▶ **Exercise requirements**
Exactly repeat all the records below, omitting the images they hold.

Data entries
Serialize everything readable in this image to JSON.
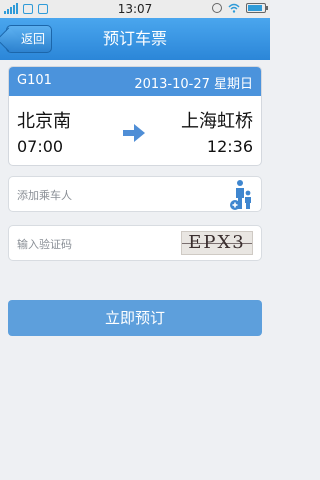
{
  "status_bar": {
    "time": "13:07"
  },
  "header": {
    "back_label": "返回",
    "title": "预订车票"
  },
  "train": {
    "number": "G101",
    "date": "2013-10-27 星期日",
    "from_station": "北京南",
    "to_station": "上海虹桥",
    "depart_time": "07:00",
    "arrive_time": "12:36"
  },
  "form": {
    "add_passenger_placeholder": "添加乘车人",
    "captcha_placeholder": "输入验证码",
    "captcha_text": "EPX3"
  },
  "submit_label": "立即预订",
  "colors": {
    "header": "#2b86d8",
    "card_head": "#4b93dc",
    "submit": "#5d9fdc",
    "background": "#eef0f3"
  }
}
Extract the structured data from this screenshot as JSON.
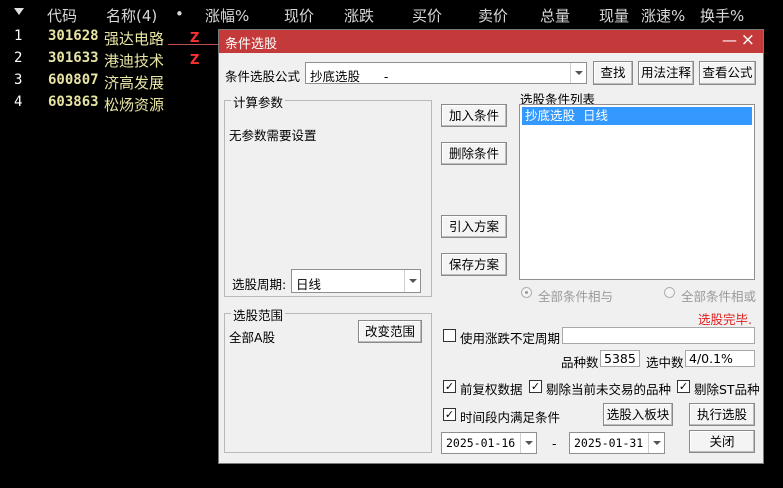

▶ **Solution to this task**
Serialize everything readable in this image to JSON.
{
  "status_bar": {
    "time": "13:07"
  },
  "header": {
    "back_label": "返回",
    "title": "预订车票"
  },
  "train": {
    "number": "G101",
    "date": "2013-10-27 星期日",
    "from_station": "北京南",
    "to_station": "上海虹桥",
    "depart_time": "07:00",
    "arrive_time": "12:36"
  },
  "form": {
    "add_passenger_placeholder": "添加乘车人",
    "captcha_placeholder": "输入验证码",
    "captcha_text": "EPX3"
  },
  "submit_label": "立即预订",
  "colors": {
    "header": "#2b86d8",
    "card_head": "#4b93dc",
    "submit": "#5d9fdc",
    "background": "#eef0f3"
  }
}
Extract the structured data from this screenshot as JSON.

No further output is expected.